[torqueusers] mpi libraries not being loaded with torque

Brock Palen brockp at umich.edu
Mon Sep 10 17:20:34 MDT 2007


I highly recommend modules:
http://modules.sourceforge.net/

We use it to manage a very large list of software versions:
http://cac.engin.umich.edu/resources/software/

Brock Palen
Center for Advanced Computing
brockp at umich.edu
(734)936-1985


On Sep 10, 2007, at 5:33 PM, Donald Tripp wrote:

> In my experience, its best to put these kinds of configuration  
> changes in the /etc/profile.d folder, so that it gets loaded  
> globally. If your users need individual small changes, then  
> the .bashrc file should suffice.
------------------------------------------------
▸ **Actions to take**:
A. Answer these questions about the torqueusers mailing list post:
(i) What software does Brock Palen recommend?
(ii) Which organization is listed under Brock Palen's name in his signature?
(iii) Which folder does Donald Tripp say configuration changes should go in so they load globally?
B. In the torqueusers mailing list post, rewrite the passage starting with "On Sep 10, 2007, at" and going on through "file should suffice.", substituting "directory" for "folder".

▸ **Recorded information**:
------------------------------------------------
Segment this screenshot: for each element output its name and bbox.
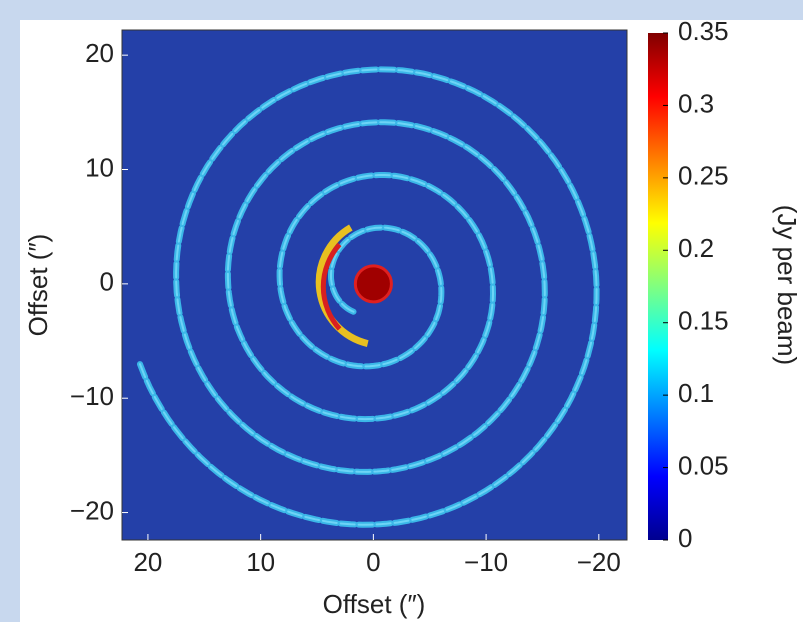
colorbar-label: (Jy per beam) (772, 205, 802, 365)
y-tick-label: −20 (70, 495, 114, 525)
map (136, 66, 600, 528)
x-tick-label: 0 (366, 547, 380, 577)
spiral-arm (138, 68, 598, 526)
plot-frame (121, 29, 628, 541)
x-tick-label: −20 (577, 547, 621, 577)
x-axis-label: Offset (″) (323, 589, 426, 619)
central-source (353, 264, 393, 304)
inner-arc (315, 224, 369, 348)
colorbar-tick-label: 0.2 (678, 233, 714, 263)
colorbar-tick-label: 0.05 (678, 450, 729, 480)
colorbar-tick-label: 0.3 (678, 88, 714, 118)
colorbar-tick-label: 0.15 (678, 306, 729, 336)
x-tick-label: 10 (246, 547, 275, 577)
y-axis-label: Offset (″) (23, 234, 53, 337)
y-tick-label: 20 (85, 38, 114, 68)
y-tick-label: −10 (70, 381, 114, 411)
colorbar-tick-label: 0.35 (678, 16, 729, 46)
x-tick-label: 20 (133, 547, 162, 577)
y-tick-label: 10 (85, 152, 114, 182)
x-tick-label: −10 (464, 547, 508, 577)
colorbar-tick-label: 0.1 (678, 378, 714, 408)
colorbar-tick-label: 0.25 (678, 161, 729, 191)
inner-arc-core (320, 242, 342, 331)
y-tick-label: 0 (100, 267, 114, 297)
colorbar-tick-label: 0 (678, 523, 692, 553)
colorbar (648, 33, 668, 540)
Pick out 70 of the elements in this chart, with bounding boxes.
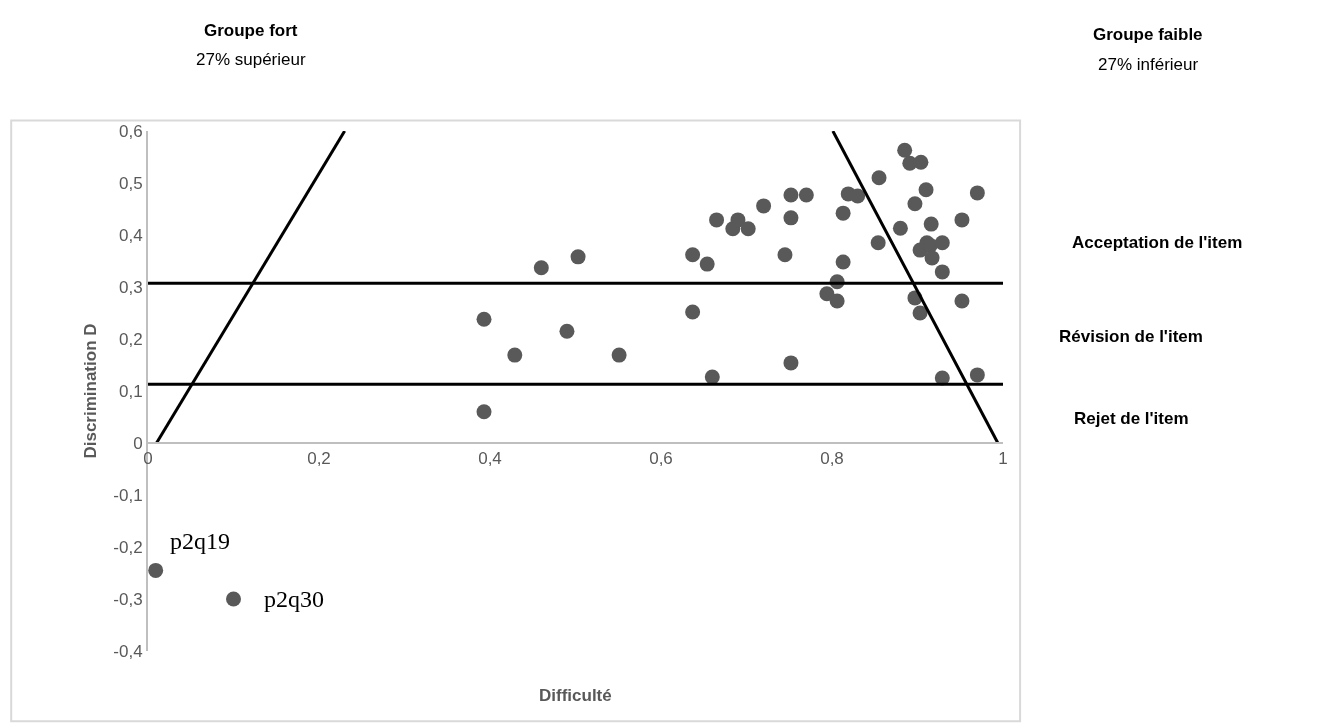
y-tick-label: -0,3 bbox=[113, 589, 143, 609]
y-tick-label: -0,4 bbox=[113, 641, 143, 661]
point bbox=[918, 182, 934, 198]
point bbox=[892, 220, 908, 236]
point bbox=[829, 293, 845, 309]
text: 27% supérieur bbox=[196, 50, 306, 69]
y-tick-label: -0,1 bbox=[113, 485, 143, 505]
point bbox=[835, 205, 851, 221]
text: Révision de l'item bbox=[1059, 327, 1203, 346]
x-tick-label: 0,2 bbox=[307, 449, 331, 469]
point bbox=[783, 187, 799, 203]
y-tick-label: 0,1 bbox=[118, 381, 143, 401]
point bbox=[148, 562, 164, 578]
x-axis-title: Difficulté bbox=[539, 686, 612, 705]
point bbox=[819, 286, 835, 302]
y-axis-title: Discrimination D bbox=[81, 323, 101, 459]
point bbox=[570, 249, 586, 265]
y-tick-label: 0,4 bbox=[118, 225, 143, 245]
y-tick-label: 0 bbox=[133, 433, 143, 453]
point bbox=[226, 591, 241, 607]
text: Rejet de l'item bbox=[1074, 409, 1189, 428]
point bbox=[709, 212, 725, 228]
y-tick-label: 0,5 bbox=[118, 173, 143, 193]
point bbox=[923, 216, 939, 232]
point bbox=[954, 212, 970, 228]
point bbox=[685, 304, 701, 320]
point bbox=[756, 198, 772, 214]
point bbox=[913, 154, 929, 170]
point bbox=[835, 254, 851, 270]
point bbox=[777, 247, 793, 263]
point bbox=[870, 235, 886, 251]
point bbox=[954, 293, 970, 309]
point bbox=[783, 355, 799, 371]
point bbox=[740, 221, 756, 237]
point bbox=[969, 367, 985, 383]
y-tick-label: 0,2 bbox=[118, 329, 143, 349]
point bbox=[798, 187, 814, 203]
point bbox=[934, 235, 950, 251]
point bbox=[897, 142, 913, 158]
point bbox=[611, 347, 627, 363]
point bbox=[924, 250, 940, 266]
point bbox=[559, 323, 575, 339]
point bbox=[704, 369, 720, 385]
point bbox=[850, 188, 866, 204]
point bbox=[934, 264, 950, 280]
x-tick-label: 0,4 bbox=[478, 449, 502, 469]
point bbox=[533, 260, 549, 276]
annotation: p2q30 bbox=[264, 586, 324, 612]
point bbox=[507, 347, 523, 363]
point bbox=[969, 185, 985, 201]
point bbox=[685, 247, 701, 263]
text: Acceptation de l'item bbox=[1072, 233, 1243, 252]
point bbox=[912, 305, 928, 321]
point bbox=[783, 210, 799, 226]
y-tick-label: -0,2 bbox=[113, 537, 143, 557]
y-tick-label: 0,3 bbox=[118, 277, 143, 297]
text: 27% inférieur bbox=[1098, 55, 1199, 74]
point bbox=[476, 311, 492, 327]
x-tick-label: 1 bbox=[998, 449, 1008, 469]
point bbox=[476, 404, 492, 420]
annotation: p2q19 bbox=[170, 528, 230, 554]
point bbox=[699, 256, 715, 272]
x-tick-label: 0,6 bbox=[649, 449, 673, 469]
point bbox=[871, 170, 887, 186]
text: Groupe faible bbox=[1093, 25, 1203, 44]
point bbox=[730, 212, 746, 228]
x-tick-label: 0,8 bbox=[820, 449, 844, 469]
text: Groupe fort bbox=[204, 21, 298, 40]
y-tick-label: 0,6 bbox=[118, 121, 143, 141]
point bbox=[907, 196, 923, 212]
------------------------------------------------
▸ **Exercise results**:
A.
(i) Modules (http://modules.sourceforge.net/).
(ii) Center for Advanced Computing.
(iii) /etc/profile.d

B.
On Sep 10, 2007, at 5:33 PM, Donald Tripp wrote:

> In my experience, its best to put these kinds of configuration  
> changes in the /etc/profile.d directory, so that it gets loaded  
> globally. If your users need individual small changes, then  
> the .bashrc file should suffice.